• PROMPT: Copy each record below exactly, please, and leave its pictures out.

• DATASET EXTRACT:
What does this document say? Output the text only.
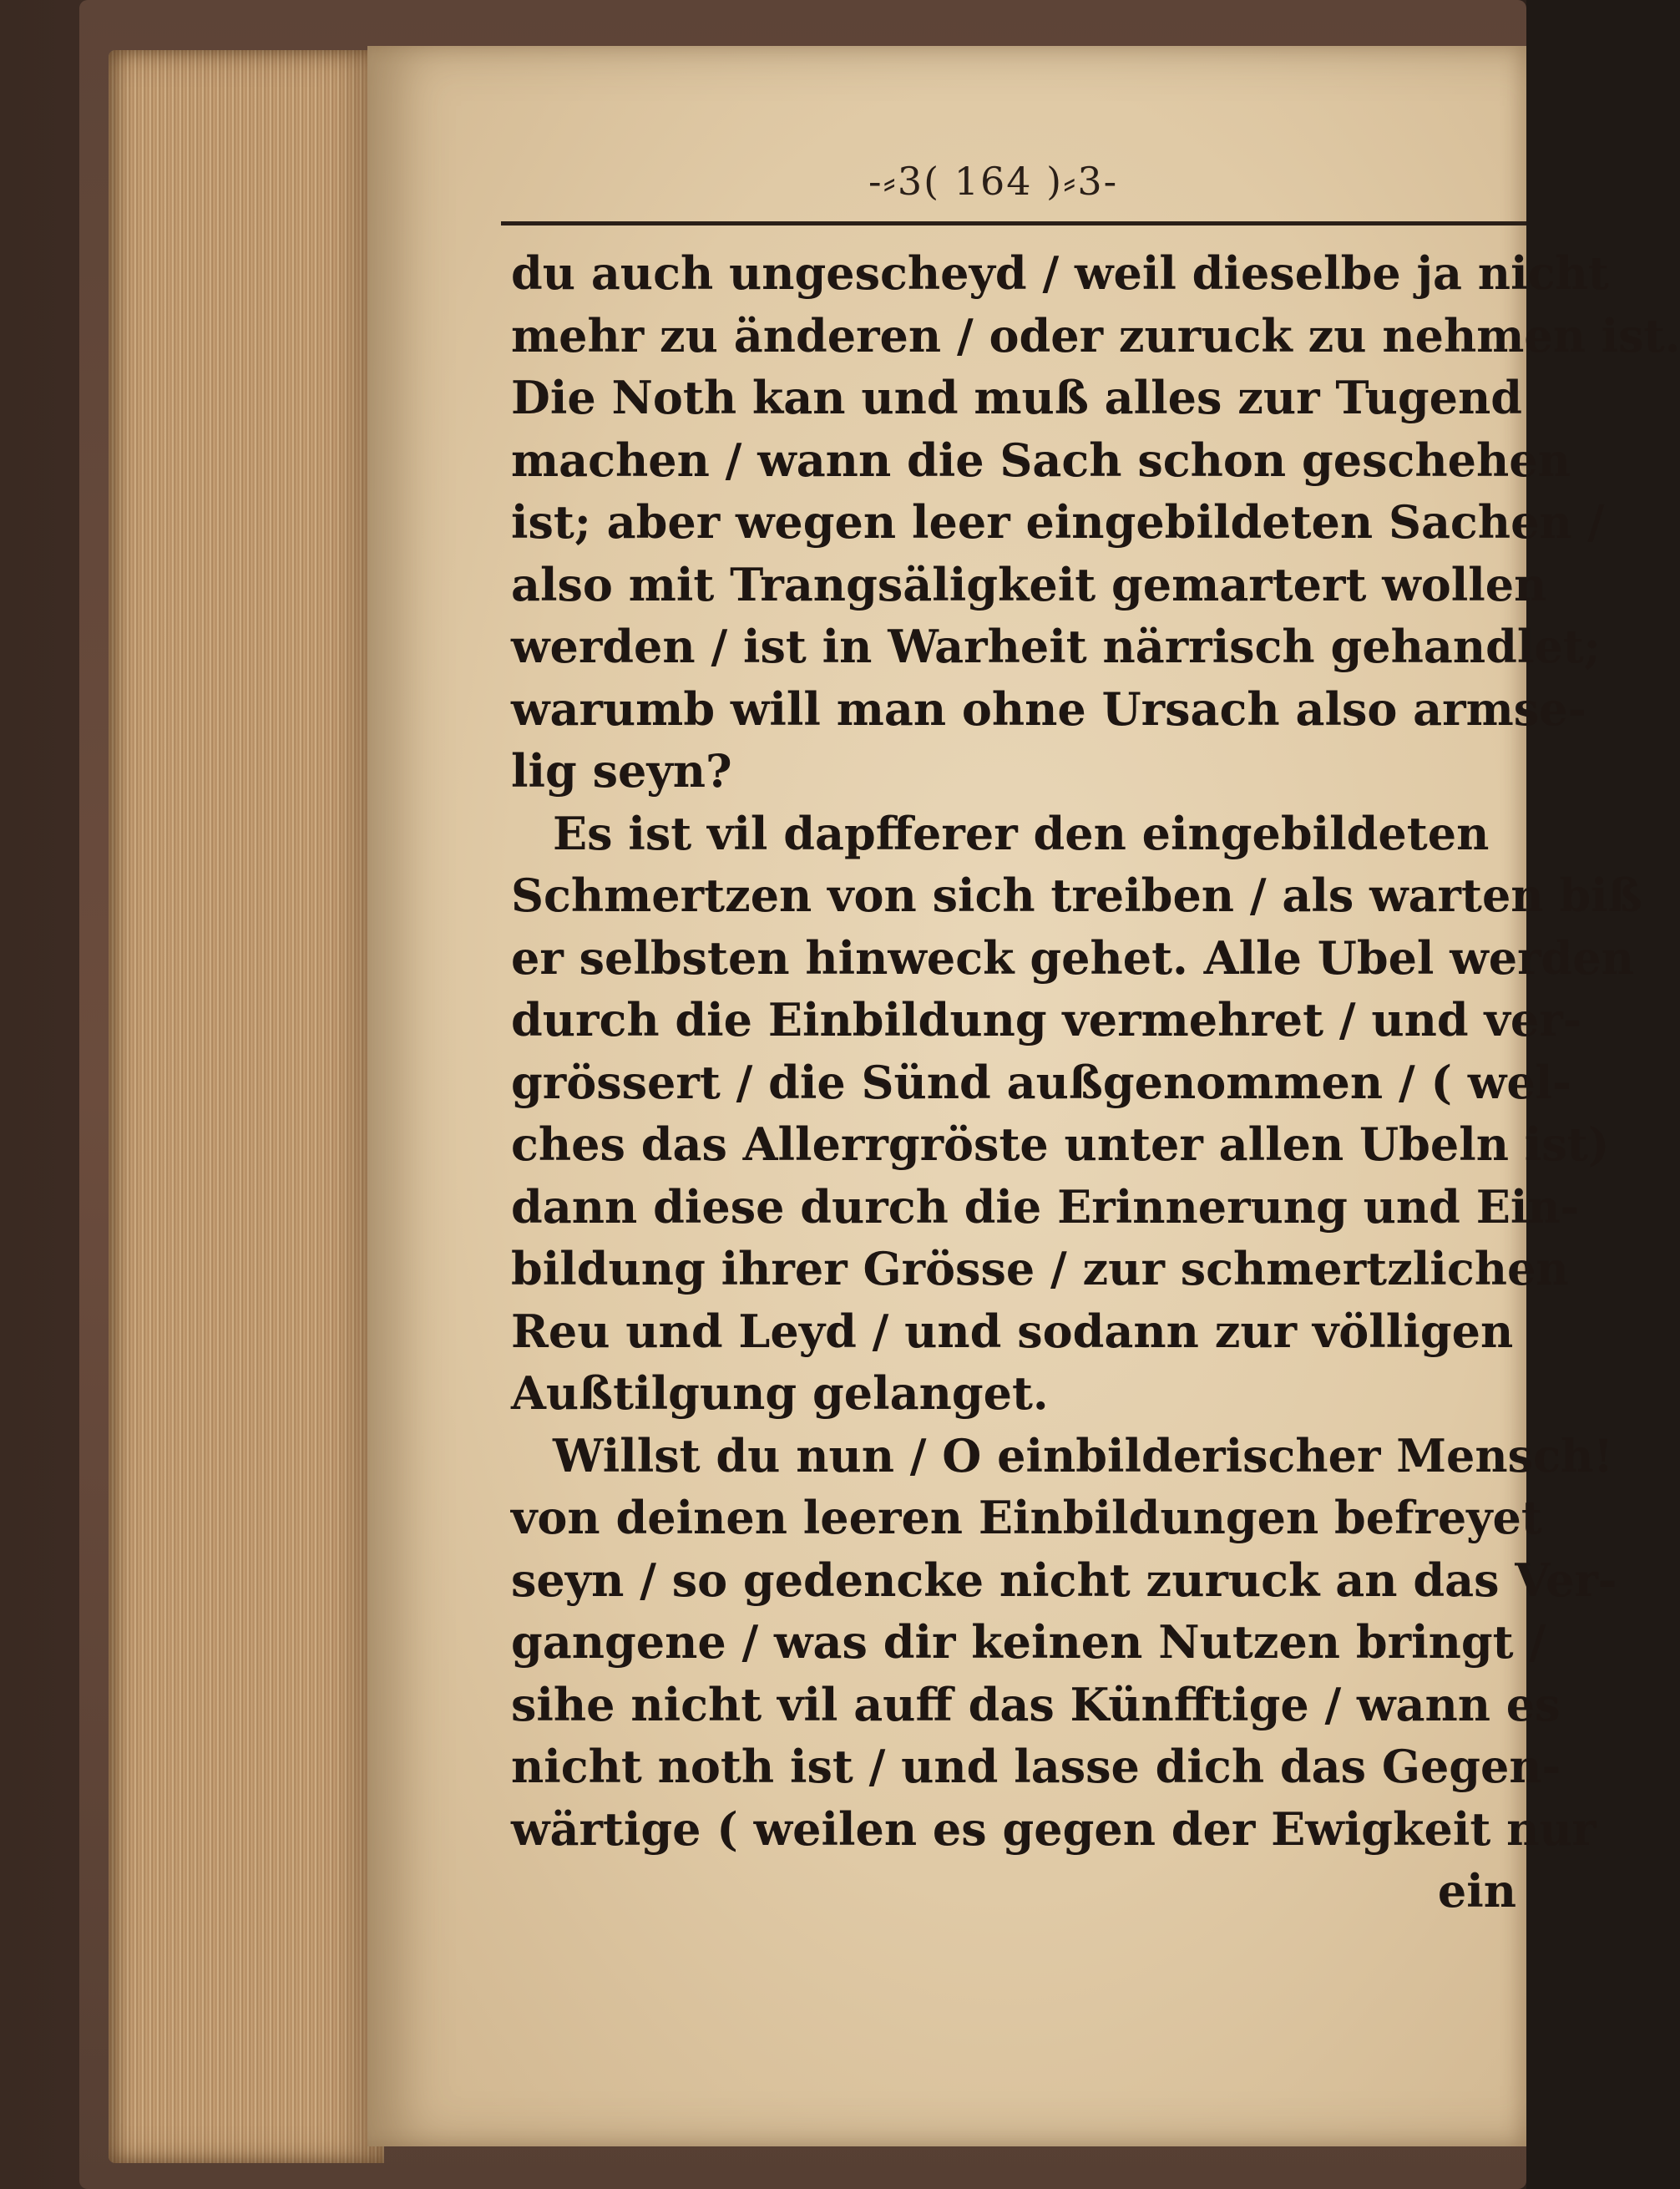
-⸗3( 164 )⸗3-
du auch ungescheyd / weil dieselbe ja nicht
mehr zu änderen / oder zuruck zu nehmen ist.
Die Noth kan und muß alles zur Tugend
machen / wann die Sach schon geschehen
ist; aber wegen leer eingebildeten Sachen /
also mit Trangsäligkeit gemartert wollen
werden / ist in Warheit närrisch gehandlet;
warumb will man ohne Ursach also armse-
lig seyn?
Es ist vil dapfferer den eingebildeten
Schmertzen von sich treiben / als warten biß
er selbsten hinweck gehet. Alle Ubel werden
durch die Einbildung vermehret / und ver-
grössert / die Sünd außgenommen / ( wel-
ches das Allerrgröste unter allen Ubeln ist)
dann diese durch die Erinnerung und Ein-
bildung ihrer Grösse / zur schmertzlichen
Reu und Leyd / und sodann zur völligen
Außtilgung gelanget.
Willst du nun / O einbilderischer Mensch!
von deinen leeren Einbildungen befreyet
seyn / so gedencke nicht zuruck an das Ver-
gangene / was dir keinen Nutzen bringt /
sihe nicht vil auff das Künfftige / wann es
nicht noth ist / und lasse dich das Gegen-
wärtige ( weilen es gegen der Ewigkeit nur
ein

• RESULT FOR THIS TASK:
What does this document say? Output the text only.
-⸗3( 164 )⸗3-
du auch ungescheyd / weil dieselbe ja nicht
mehr zu änderen / oder zuruck zu nehmen ist.
Die Noth kan und muß alles zur Tugend
machen / wann die Sach schon geschehen
ist; aber wegen leer eingebildeten Sachen /
also mit Trangsäligkeit gemartert wollen
werden / ist in Warheit närrisch gehandlet;
warumb will man ohne Ursach also armse-
lig seyn?
Es ist vil dapfferer den eingebildeten
Schmertzen von sich treiben / als warten biß
er selbsten hinweck gehet. Alle Ubel werden
durch die Einbildung vermehret / und ver-
grössert / die Sünd außgenommen / ( wel-
ches das Allerrgröste unter allen Ubeln ist)
dann diese durch die Erinnerung und Ein-
bildung ihrer Grösse / zur schmertzlichen
Reu und Leyd / und sodann zur völligen
Außtilgung gelanget.
Willst du nun / O einbilderischer Mensch!
von deinen leeren Einbildungen befreyet
seyn / so gedencke nicht zuruck an das Ver-
gangene / was dir keinen Nutzen bringt /
sihe nicht vil auff das Künfftige / wann es
nicht noth ist / und lasse dich das Gegen-
wärtige ( weilen es gegen der Ewigkeit nur
ein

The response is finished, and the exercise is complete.